### Task to carry out
Give back all the data exactly, line by line.

---------- Material shown

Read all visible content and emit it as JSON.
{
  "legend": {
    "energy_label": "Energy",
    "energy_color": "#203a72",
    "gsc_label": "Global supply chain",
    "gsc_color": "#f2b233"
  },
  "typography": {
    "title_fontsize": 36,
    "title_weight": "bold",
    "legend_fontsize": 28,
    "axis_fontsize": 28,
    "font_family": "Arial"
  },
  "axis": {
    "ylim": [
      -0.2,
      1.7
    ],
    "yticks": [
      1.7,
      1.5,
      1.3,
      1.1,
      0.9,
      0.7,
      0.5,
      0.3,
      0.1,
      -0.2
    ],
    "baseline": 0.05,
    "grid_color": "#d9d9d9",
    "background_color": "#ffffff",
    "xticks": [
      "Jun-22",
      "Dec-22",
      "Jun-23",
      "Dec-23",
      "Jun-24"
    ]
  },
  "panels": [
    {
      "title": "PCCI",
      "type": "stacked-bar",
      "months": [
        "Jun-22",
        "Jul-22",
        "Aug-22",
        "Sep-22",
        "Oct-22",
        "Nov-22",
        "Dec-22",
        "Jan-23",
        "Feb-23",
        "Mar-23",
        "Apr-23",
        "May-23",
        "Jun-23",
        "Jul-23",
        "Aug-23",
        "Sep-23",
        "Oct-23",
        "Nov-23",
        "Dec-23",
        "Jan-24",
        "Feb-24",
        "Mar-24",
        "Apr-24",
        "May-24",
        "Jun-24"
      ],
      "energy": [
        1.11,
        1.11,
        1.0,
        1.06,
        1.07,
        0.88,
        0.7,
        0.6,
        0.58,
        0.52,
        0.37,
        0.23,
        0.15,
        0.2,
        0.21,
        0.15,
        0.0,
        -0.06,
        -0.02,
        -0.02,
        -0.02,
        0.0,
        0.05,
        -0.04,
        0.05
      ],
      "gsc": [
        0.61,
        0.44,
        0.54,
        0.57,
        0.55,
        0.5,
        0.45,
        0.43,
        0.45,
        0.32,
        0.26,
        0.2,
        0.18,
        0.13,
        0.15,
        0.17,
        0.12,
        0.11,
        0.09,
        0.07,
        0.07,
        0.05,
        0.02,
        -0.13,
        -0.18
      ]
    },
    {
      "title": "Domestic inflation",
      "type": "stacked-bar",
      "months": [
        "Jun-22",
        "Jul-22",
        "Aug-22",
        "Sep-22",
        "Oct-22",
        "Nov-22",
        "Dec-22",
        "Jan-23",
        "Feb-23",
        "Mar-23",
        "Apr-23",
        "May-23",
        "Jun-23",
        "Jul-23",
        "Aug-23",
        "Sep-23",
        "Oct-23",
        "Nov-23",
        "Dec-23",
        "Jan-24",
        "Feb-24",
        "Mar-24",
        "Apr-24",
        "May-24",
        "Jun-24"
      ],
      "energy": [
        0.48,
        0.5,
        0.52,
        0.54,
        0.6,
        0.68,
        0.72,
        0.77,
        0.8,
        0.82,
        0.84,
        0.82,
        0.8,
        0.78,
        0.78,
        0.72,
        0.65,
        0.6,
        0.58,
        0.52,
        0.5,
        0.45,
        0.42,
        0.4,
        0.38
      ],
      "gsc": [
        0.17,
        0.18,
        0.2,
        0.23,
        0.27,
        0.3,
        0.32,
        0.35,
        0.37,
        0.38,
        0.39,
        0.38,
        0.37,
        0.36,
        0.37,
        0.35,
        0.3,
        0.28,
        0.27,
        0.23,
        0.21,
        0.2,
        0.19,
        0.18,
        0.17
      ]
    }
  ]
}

--------------------

### Expected answer
Read all visible content and emit it as JSON.
{
  "legend": {
    "energy_label": "Energy",
    "energy_color": "#203a72",
    "gsc_label": "Global supply chain",
    "gsc_color": "#f2b233"
  },
  "typography": {
    "title_fontsize": 36,
    "title_weight": "bold",
    "legend_fontsize": 28,
    "axis_fontsize": 28,
    "font_family": "Arial"
  },
  "axis": {
    "ylim": [
      -0.2,
      1.7
    ],
    "yticks": [
      1.7,
      1.5,
      1.3,
      1.1,
      0.9,
      0.7,
      0.5,
      0.3,
      0.1,
      -0.2
    ],
    "baseline": 0.05,
    "grid_color": "#d9d9d9",
    "background_color": "#ffffff",
    "xticks": [
      "Jun-22",
      "Dec-22",
      "Jun-23",
      "Dec-23",
      "Jun-24"
    ]
  },
  "panels": [
    {
      "title": "PCCI",
      "type": "stacked-bar",
      "months": [
        "Jun-22",
        "Jul-22",
        "Aug-22",
        "Sep-22",
        "Oct-22",
        "Nov-22",
        "Dec-22",
        "Jan-23",
        "Feb-23",
        "Mar-23",
        "Apr-23",
        "May-23",
        "Jun-23",
        "Jul-23",
        "Aug-23",
        "Sep-23",
        "Oct-23",
        "Nov-23",
        "Dec-23",
        "Jan-24",
        "Feb-24",
        "Mar-24",
        "Apr-24",
        "May-24",
        "Jun-24"
      ],
      "energy": [
        1.11,
        1.11,
        1.0,
        1.06,
        1.07,
        0.88,
        0.7,
        0.6,
        0.58,
        0.52,
        0.37,
        0.23,
        0.15,
        0.2,
        0.21,
        0.15,
        0.0,
        -0.06,
        -0.02,
        -0.02,
        -0.02,
        0.0,
        0.05,
        -0.04,
        0.05
      ],
      "gsc": [
        0.61,
        0.44,
        0.54,
        0.57,
        0.55,
        0.5,
        0.45,
        0.43,
        0.45,
        0.32,
        0.26,
        0.2,
        0.18,
        0.13,
        0.15,
        0.17,
        0.12,
        0.11,
        0.09,
        0.07,
        0.07,
        0.05,
        0.02,
        -0.13,
        -0.18
      ]
    },
    {
      "title": "Domestic inflation",
      "type": "stacked-bar",
      "months": [
        "Jun-22",
        "Jul-22",
        "Aug-22",
        "Sep-22",
        "Oct-22",
        "Nov-22",
        "Dec-22",
        "Jan-23",
        "Feb-23",
        "Mar-23",
        "Apr-23",
        "May-23",
        "Jun-23",
        "Jul-23",
        "Aug-23",
        "Sep-23",
        "Oct-23",
        "Nov-23",
        "Dec-23",
        "Jan-24",
        "Feb-24",
        "Mar-24",
        "Apr-24",
        "May-24",
        "Jun-24"
      ],
      "energy": [
        0.48,
        0.5,
        0.52,
        0.54,
        0.6,
        0.68,
        0.72,
        0.77,
        0.8,
        0.82,
        0.84,
        0.82,
        0.8,
        0.78,
        0.78,
        0.72,
        0.65,
        0.6,
        0.58,
        0.52,
        0.5,
        0.45,
        0.42,
        0.4,
        0.38
      ],
      "gsc": [
        0.17,
        0.18,
        0.2,
        0.23,
        0.27,
        0.3,
        0.32,
        0.35,
        0.37,
        0.38,
        0.39,
        0.38,
        0.37,
        0.36,
        0.37,
        0.35,
        0.3,
        0.28,
        0.27,
        0.23,
        0.21,
        0.2,
        0.19,
        0.18,
        0.17
      ]
    }
  ]
}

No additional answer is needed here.